» Stated goal:
Pick out every line in the data below that holds "triangle".

....

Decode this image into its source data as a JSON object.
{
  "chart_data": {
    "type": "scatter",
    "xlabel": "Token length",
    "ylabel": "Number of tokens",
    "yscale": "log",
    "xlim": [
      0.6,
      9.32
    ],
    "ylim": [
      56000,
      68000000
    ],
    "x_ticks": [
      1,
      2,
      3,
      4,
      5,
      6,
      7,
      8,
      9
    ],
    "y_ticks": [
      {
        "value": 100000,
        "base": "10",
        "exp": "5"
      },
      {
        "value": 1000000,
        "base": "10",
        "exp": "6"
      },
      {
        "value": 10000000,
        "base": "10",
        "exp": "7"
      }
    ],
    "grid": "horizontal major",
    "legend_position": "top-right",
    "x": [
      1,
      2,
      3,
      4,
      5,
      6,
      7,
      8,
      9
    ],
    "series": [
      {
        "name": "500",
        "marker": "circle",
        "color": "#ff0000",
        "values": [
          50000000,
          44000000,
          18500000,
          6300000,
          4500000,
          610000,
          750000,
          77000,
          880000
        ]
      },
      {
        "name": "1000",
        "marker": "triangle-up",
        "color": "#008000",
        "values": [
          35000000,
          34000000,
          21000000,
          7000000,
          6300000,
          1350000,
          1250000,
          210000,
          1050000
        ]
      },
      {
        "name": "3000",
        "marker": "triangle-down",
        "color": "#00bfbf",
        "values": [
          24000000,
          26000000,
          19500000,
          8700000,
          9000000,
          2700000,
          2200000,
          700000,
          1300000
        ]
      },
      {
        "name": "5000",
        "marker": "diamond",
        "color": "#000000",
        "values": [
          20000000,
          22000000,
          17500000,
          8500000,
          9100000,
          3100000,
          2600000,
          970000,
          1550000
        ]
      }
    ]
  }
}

....

» Exercise solution:
        "marker": "triangle-up",
        "marker": "triangle-down",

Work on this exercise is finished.